[Data listing — start]
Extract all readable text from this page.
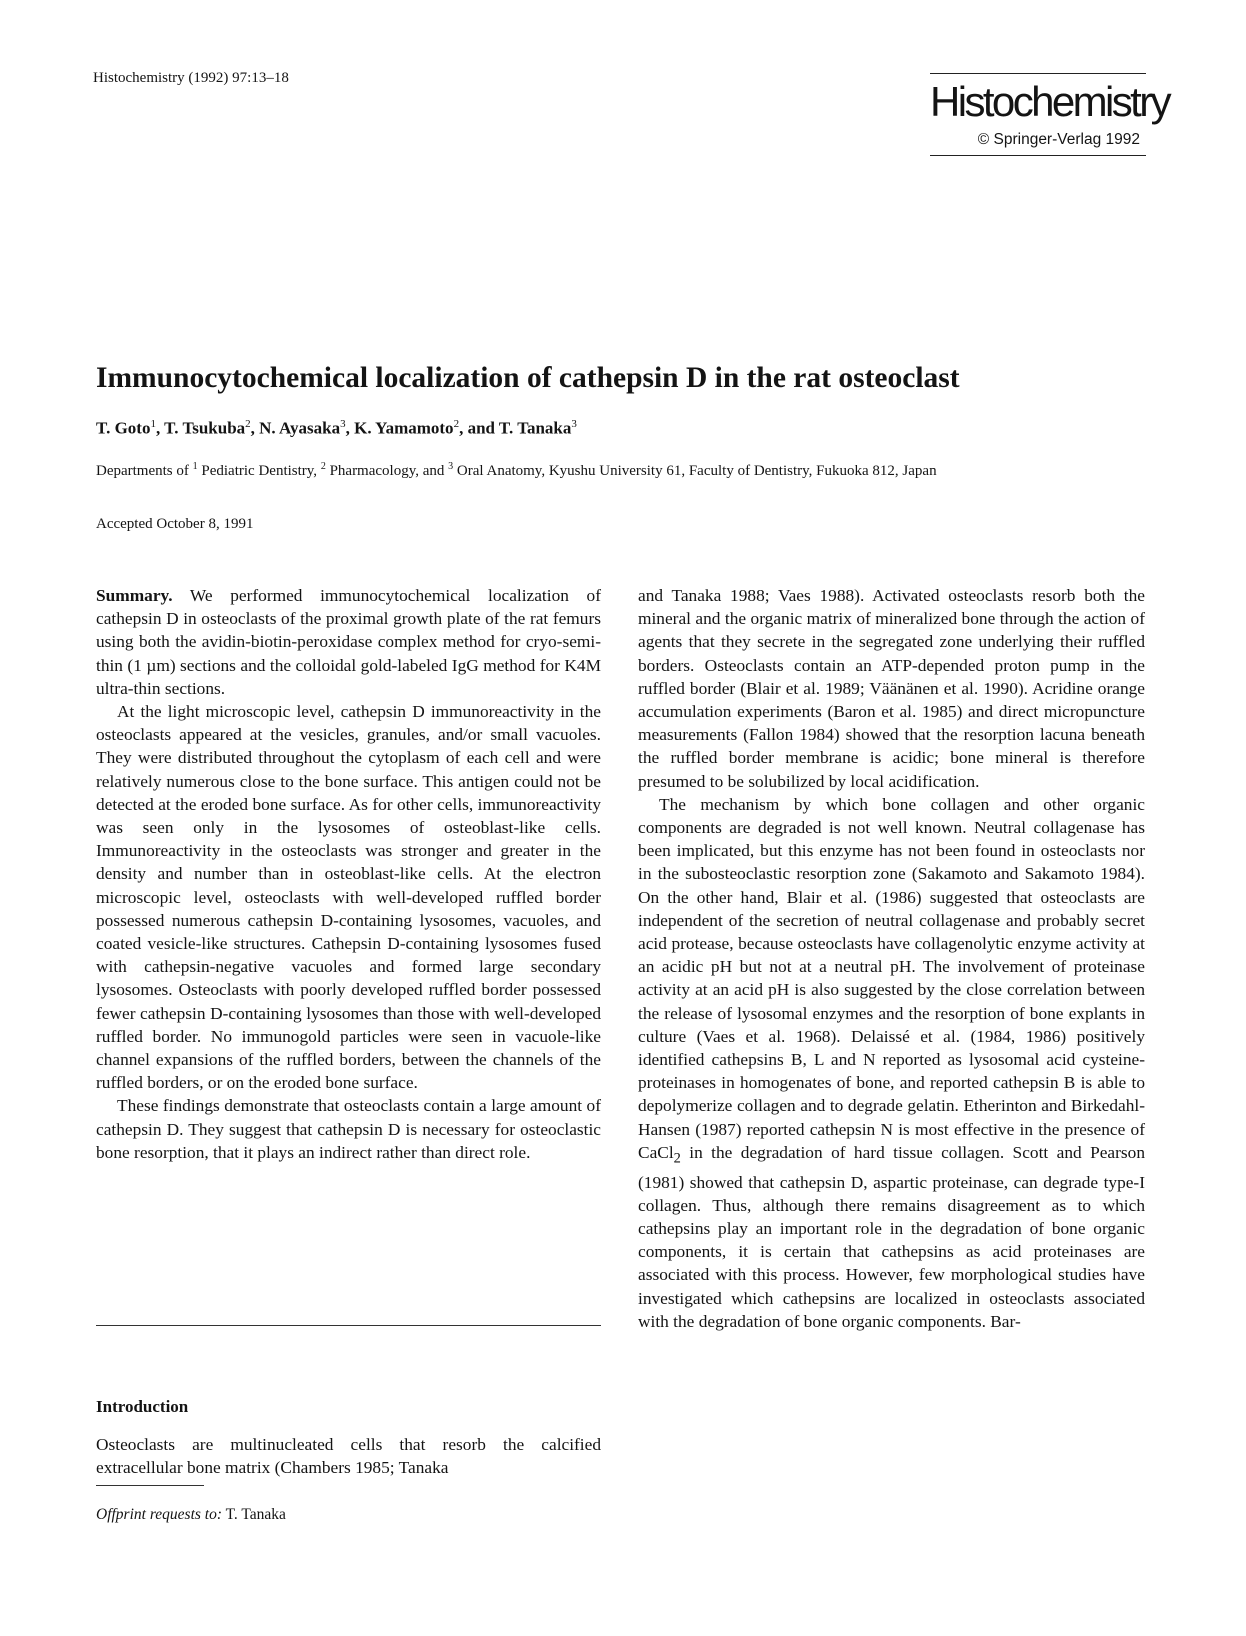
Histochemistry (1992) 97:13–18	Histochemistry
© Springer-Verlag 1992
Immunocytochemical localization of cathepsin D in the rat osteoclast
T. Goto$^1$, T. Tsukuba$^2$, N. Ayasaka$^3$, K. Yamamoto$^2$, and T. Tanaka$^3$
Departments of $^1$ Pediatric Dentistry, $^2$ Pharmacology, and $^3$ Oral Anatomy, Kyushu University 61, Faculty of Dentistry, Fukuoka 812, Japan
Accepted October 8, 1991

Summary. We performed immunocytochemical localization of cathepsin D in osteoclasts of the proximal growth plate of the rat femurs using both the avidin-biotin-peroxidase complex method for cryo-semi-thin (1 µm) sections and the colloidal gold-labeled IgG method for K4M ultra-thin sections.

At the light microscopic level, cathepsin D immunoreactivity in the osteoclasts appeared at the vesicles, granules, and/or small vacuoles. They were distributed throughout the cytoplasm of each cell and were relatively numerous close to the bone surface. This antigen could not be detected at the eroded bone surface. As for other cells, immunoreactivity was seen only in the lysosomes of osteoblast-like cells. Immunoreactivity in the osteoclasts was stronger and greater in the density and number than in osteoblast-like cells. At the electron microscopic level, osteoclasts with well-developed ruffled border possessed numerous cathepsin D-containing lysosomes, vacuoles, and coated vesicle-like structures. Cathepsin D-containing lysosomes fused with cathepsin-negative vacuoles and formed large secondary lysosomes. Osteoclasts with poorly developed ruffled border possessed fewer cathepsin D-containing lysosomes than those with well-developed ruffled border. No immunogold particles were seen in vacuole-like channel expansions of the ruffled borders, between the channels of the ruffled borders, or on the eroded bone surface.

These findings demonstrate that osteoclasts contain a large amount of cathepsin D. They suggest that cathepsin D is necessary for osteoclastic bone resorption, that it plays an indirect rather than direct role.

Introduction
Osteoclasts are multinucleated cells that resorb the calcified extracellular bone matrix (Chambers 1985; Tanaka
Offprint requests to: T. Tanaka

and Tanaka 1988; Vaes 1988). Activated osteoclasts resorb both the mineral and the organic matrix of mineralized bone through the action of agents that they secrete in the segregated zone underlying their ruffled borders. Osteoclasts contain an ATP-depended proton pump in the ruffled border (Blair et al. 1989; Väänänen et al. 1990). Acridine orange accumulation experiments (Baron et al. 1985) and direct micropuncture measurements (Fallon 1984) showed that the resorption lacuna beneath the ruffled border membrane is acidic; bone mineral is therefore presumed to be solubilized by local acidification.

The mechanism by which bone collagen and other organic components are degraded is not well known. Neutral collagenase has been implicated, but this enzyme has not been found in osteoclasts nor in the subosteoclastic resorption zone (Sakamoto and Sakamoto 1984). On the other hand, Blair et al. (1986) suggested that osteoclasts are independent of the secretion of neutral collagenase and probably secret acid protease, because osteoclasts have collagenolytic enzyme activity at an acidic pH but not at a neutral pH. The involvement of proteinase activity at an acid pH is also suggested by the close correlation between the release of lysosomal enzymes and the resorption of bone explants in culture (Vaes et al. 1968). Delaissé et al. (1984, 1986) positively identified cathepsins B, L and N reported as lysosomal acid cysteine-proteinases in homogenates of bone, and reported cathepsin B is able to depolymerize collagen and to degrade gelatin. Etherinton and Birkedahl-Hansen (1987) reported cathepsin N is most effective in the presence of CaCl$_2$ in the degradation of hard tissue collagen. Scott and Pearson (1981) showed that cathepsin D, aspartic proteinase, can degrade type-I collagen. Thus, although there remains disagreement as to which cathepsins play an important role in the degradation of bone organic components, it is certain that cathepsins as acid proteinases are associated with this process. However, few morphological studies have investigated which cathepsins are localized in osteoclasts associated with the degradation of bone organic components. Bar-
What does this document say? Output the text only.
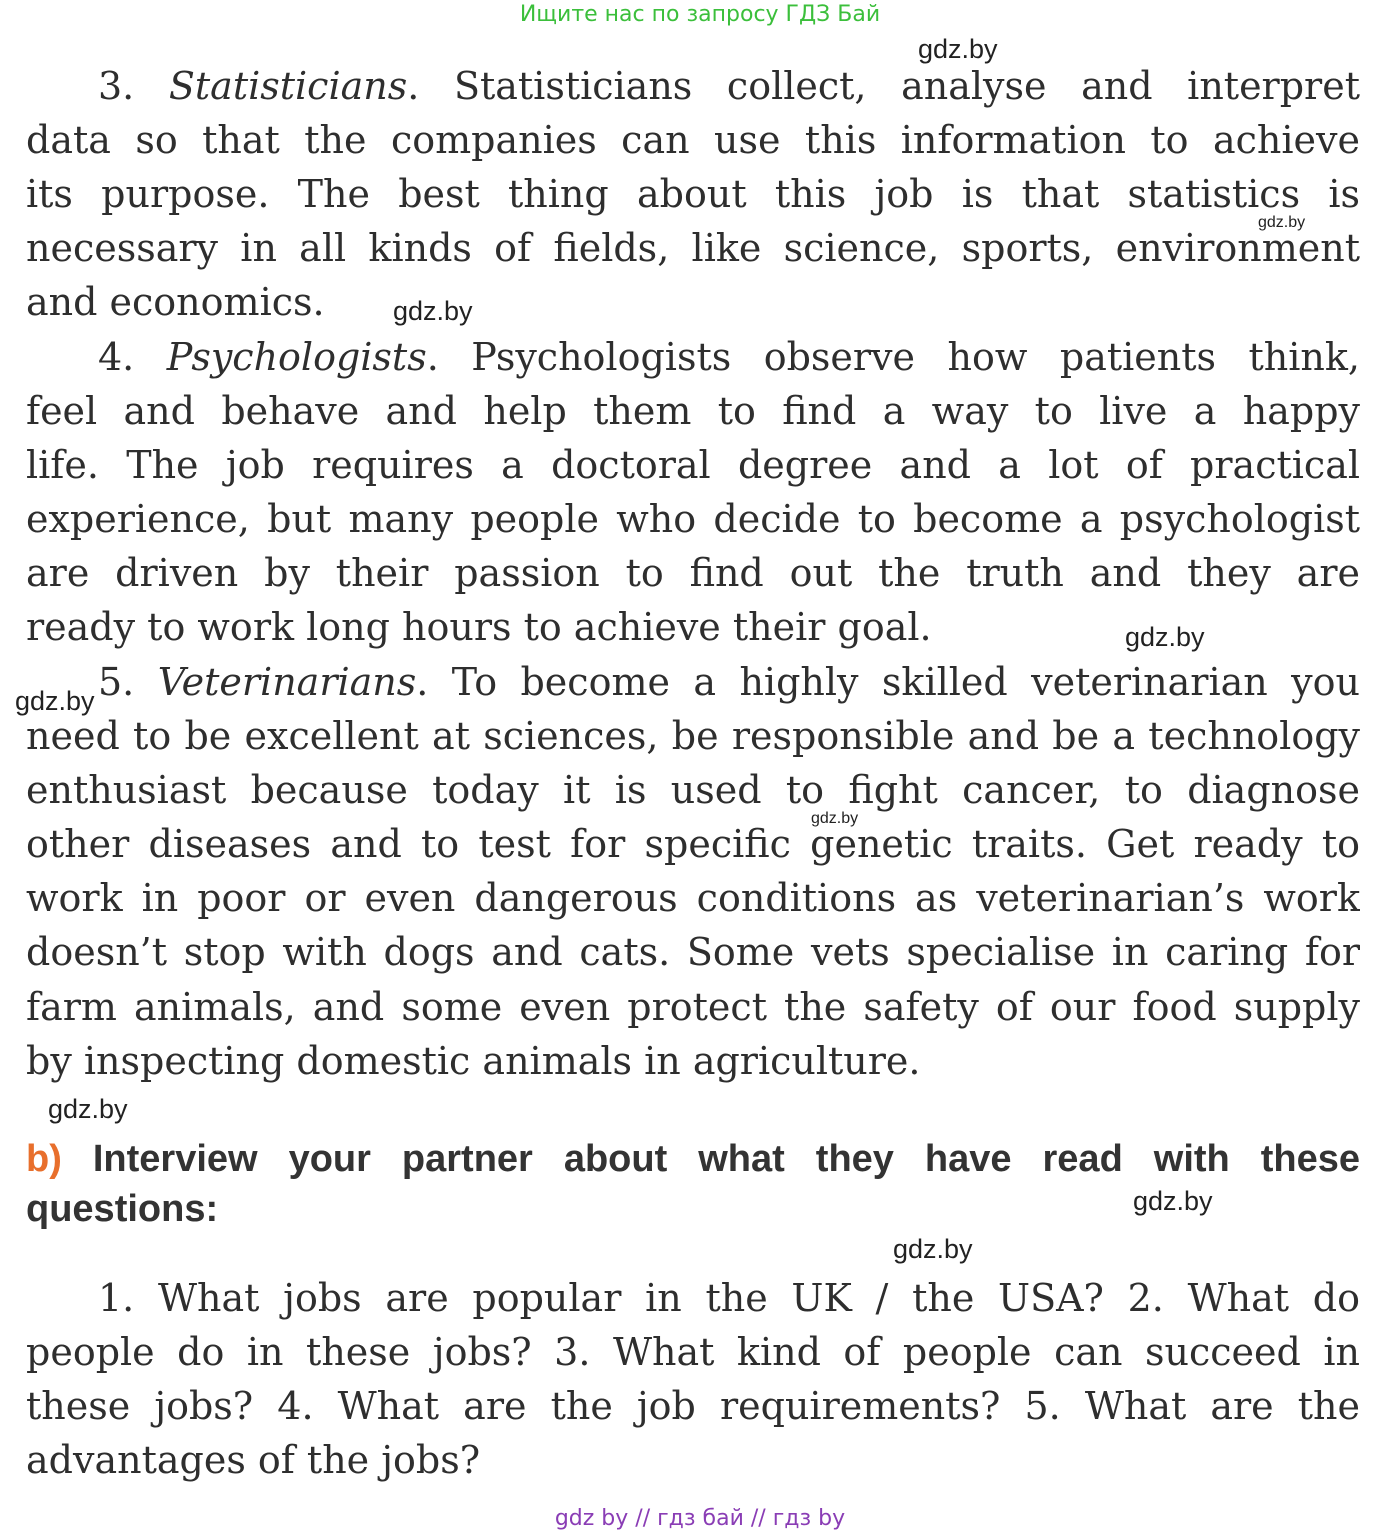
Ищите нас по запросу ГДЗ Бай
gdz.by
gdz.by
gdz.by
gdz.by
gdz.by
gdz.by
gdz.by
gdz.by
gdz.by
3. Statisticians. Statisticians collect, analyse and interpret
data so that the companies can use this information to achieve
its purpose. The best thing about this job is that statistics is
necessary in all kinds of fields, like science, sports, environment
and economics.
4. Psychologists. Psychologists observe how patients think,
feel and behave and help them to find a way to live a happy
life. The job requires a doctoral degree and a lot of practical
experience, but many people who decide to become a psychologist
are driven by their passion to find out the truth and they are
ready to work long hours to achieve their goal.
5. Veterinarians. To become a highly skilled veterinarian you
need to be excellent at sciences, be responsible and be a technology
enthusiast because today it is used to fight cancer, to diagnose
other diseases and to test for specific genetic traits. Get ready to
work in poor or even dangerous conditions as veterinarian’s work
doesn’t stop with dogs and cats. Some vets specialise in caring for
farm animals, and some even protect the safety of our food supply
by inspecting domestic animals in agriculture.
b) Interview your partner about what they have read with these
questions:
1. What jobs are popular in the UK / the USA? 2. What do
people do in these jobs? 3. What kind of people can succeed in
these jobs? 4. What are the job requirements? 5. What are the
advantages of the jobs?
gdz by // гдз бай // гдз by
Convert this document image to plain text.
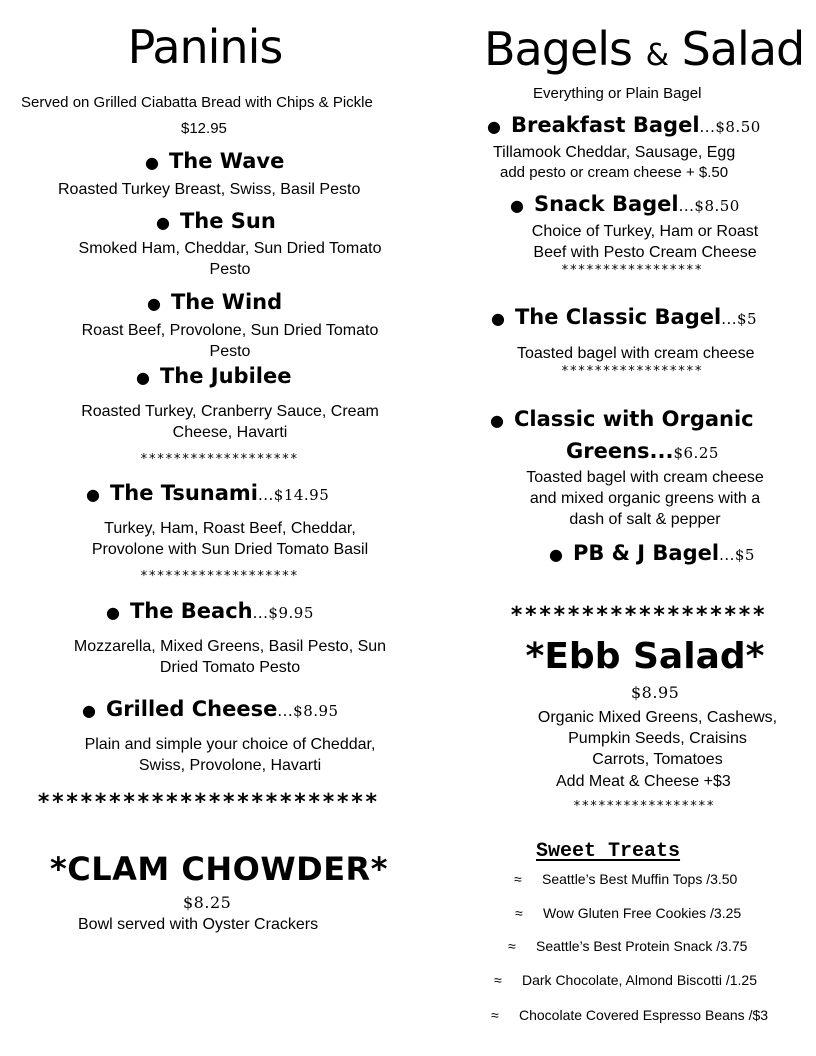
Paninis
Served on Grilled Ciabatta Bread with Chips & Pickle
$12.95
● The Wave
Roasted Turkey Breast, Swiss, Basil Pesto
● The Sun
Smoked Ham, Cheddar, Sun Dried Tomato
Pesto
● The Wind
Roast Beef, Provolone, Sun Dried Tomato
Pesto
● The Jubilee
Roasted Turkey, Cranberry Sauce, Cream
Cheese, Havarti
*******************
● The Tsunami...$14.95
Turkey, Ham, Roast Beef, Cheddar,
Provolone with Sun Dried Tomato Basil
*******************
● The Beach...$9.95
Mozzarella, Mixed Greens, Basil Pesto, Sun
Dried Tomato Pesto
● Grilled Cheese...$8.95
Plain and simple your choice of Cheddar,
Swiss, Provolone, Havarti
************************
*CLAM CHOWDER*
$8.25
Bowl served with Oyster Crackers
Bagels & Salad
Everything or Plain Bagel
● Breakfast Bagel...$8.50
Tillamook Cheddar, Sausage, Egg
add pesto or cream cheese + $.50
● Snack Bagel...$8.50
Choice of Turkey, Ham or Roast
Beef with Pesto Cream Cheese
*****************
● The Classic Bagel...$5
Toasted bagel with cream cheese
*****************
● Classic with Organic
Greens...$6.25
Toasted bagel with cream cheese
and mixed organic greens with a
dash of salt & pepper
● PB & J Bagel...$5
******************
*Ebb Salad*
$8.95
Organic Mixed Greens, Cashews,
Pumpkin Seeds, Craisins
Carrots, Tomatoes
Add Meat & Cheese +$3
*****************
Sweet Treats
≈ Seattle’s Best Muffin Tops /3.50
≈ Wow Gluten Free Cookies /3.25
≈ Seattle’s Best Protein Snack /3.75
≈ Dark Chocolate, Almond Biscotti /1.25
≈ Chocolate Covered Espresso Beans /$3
[Data listing — finish]
- **Exercise details**
Determine how many lines in the preceding records include the word "Turkey". The answer is that number alone.

- **Response area**
4